-- BEGIN --

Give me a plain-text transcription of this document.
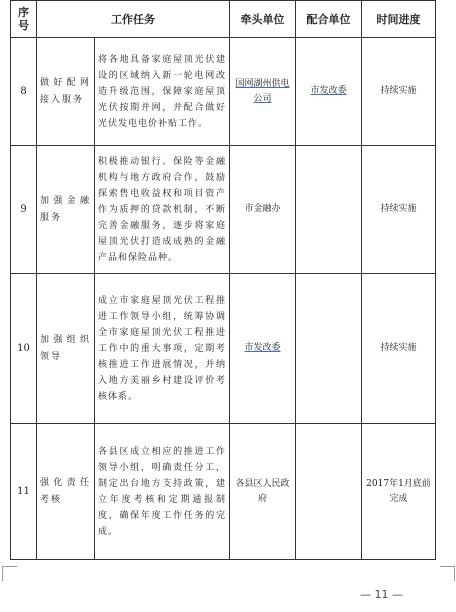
序
号	工作任务		牵头单位	配合单位	时间进度
8	做好配网接入服务	将各地具备家庭屋顶光伏建设的区域纳入新一轮电网改造升级范围，保障家庭屋顶光伏按期并网，并配合做好光伏发电电价补贴工作。	国网湖州供电公司	市发改委	持续实施
9	加强金融服务	积极推动银行、保险等金融机构与地方政府合作，鼓励探索售电收益权和项目资产作为质押的贷款机制，不断完善金融服务，逐步将家庭屋顶光伏打造成成熟的金融产品和保险品种。	市金融办		持续实施
10	加强组织领导	成立市家庭屋顶光伏工程推进工作领导小组，统筹协调全市家庭屋顶光伏工程推进工作中的重大事项，定期考核推进工作进展情况，并纳入地方美丽乡村建设评价考核体系。	市发改委		持续实施
11	强化责任考核	各县区成立相应的推进工作领导小组，明确责任分工，制定出台地方支持政策，建立年度考核和定期通报制度，确保年度工作任务的完成。	各县区人民政府		2017年1月底前完成
— 11 —
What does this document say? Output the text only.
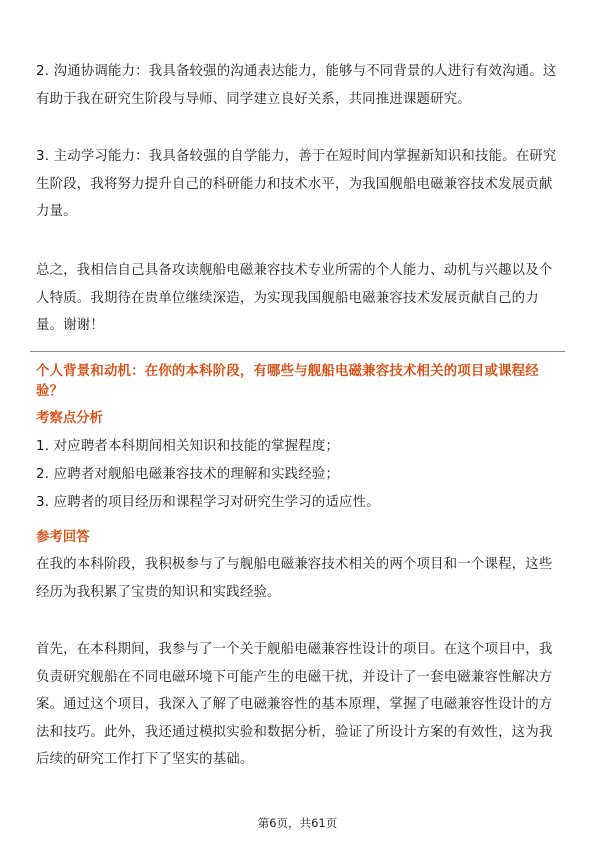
2. 沟通协调能力：我具备较强的沟通表达能力，能够与不同背景的人进行有效沟通。这有助于我在研究生阶段与导师、同学建立良好关系，共同推进课题研究。

3. 主动学习能力：我具备较强的自学能力，善于在短时间内掌握新知识和技能。在研究生阶段，我将努力提升自己的科研能力和技术水平，为我国舰船电磁兼容技术发展贡献力量。

总之，我相信自己具备攻读舰船电磁兼容技术专业所需的个人能力、动机与兴趣以及个人特质。我期待在贵单位继续深造，为实现我国舰船电磁兼容技术发展贡献自己的力量。谢谢！

个人背景和动机：在你的本科阶段，有哪些与舰船电磁兼容技术相关的项目或课程经验？

考察点分析

1. 对应聘者本科期间相关知识和技能的掌握程度；

2. 应聘者对舰船电磁兼容技术的理解和实践经验；

3. 应聘者的项目经历和课程学习对研究生学习的适应性。

参考回答

在我的本科阶段，我积极参与了与舰船电磁兼容技术相关的两个项目和一个课程，这些经历为我积累了宝贵的知识和实践经验。

首先，在本科期间，我参与了一个关于舰船电磁兼容性设计的项目。在这个项目中，我负责研究舰船在不同电磁环境下可能产生的电磁干扰，并设计了一套电磁兼容性解决方案。通过这个项目，我深入了解了电磁兼容性的基本原理，掌握了电磁兼容性设计的方法和技巧。此外，我还通过模拟实验和数据分析，验证了所设计方案的有效性，这为我后续的研究工作打下了坚实的基础。

第6页，共61页
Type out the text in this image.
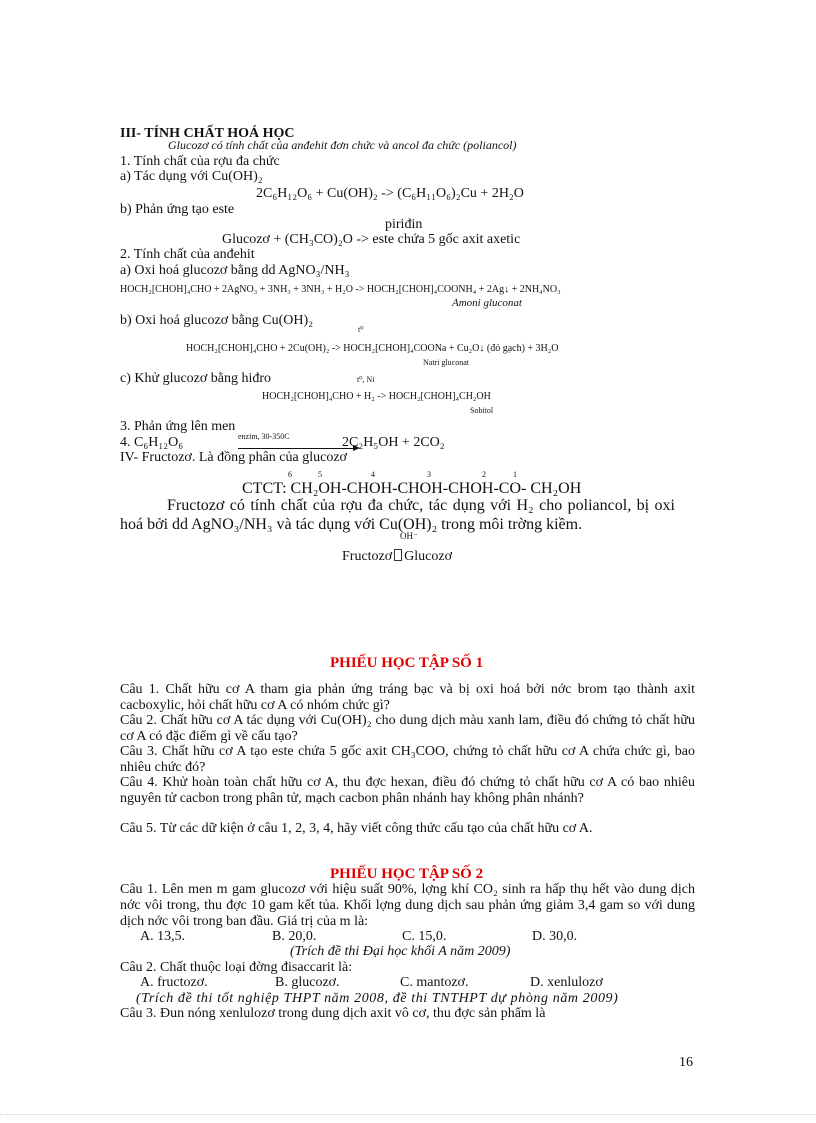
III- TÍNH CHẤT HOÁ HỌC
Glucozơ có tính chất của anđehit đơn chức và ancol đa chức (poliancol)
1. Tính chất của rợu đa chức
a) Tác dụng với Cu(OH)₂
2C₆H₁₂O₆ + Cu(OH)₂ -> (C₆H₁₁O₆)₂Cu + 2H₂O
b) Phản ứng tạo este
piriđin
Glucozơ + (CH₃CO)₂O -> este chứa 5 gốc axit axetic
2. Tính chất của anđehit
a) Oxi hoá glucozơ bằng dd AgNO₃/NH₃
HOCH₂[CHOH]₄CHO + 2AgNO₃ + 3NH₃ + 3NH₃ + H₂O -> HOCH₂[CHOH]₄COONH₄ + 2Ag↓ + 2NH₄NO₃
Amoni gluconat
b) Oxi hoá glucozơ bằng Cu(OH)₂
t⁰
HOCH₂[CHOH]₄CHO + 2Cu(OH)₂ -> HOCH₂[CHOH]₄COONa + Cu₂O↓ (đỏ gạch) + 3H₂O
Natri gluconat
c) Khử glucozơ bằng hiđro	t⁰, Ni
HOCH₂[CHOH]₄CHO + H₂ -> HOCH₂[CHOH]₄CH₂OH
Sobitol
3. Phản ứng lên men
4. C₆H₁₂O₆	enzim, 30-350C	2C₂H₅OH + 2CO₂
IV- Fructozơ. Là đồng phân của glucozơ
6	5	4	3	2	1
CTCT: CH₂OH-CHOH-CHOH-CHOH-CO- CH₂OH
Fructozơ có tính chất của rợu đa chức, tác dụng với H₂ cho poliancol, bị oxi hoá bởi dd AgNO₃/NH₃ và tác dụng với Cu(OH)₂ trong môi trờng kiềm.
OH⁻
Fructozơ Glucozơ
PHIẾU HỌC TẬP SỐ 1
Câu 1. Chất hữu cơ A tham gia phản ứng tráng bạc và bị oxi hoá bởi nớc brom tạo thành axit cacboxylic, hỏi chất hữu cơ A có nhóm chức gì?
Câu 2. Chất hữu cơ A tác dụng với Cu(OH)₂ cho dung dịch màu xanh lam, điều đó chứng tỏ chất hữu cơ A có đặc điểm gì về cấu tạo?
Câu 3. Chất hữu cơ A tạo este chứa 5 gốc axit CH₃COO, chứng tỏ chất hữu cơ A chứa chức gì, bao nhiêu chức đó?
Câu 4. Khử hoàn toàn chất hữu cơ A, thu đợc hexan, điều đó chứng tỏ chất hữu cơ A có bao nhiêu nguyên tử cacbon trong phân tử, mạch cacbon phân nhánh hay không phân nhánh?
Câu 5. Từ các dữ kiện ở câu 1, 2, 3, 4, hãy viết công thức cấu tạo của chất hữu cơ A.
PHIẾU HỌC TẬP SỐ 2
Câu 1. Lên men m gam glucozơ với hiệu suất 90%, lợng khí CO₂ sinh ra hấp thụ hết vào dung dịch nớc vôi trong, thu đợc 10 gam kết tủa. Khối lợng dung dịch sau phản ứng giảm 3,4 gam so với dung dịch nớc vôi trong ban đầu. Giá trị của m là:
A. 13,5.	B. 20,0.	C. 15,0.	D. 30,0.
(Trích đề thi Đại học khối A năm 2009)
Câu 2. Chất thuộc loại đờng đisaccarit là:
A. fructozơ.	B. glucozơ.	C. mantozơ.	D. xenlulozơ
(Trích đề thi tốt nghiệp THPT năm 2008, đề thi TNTHPT dự phòng năm 2009)
Câu 3. Đun nóng xenlulozơ trong dung dịch axit vô cơ, thu đợc sản phẩm là
16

-- END --

SHORT TASK
Find the word "dịch" in the entries, and copy every line it shows up in.

TASK ANSWER
Câu 2. Chất hữu cơ A tác dụng với Cu(OH)₂ cho dung dịch màu xanh lam, điều đó chứng tỏ chất hữu cơ A có đặc điểm gì về cấu tạo?
Câu 1. Lên men m gam glucozơ với hiệu suất 90%, lợng khí CO₂ sinh ra hấp thụ hết vào dung dịch nớc vôi trong, thu đợc 10 gam kết tủa. Khối lợng dung dịch sau phản ứng giảm 3,4 gam so với dung dịch nớc vôi trong ban đầu. Giá trị của m là:
Câu 3. Đun nóng xenlulozơ trong dung dịch axit vô cơ, thu đợc sản phẩm là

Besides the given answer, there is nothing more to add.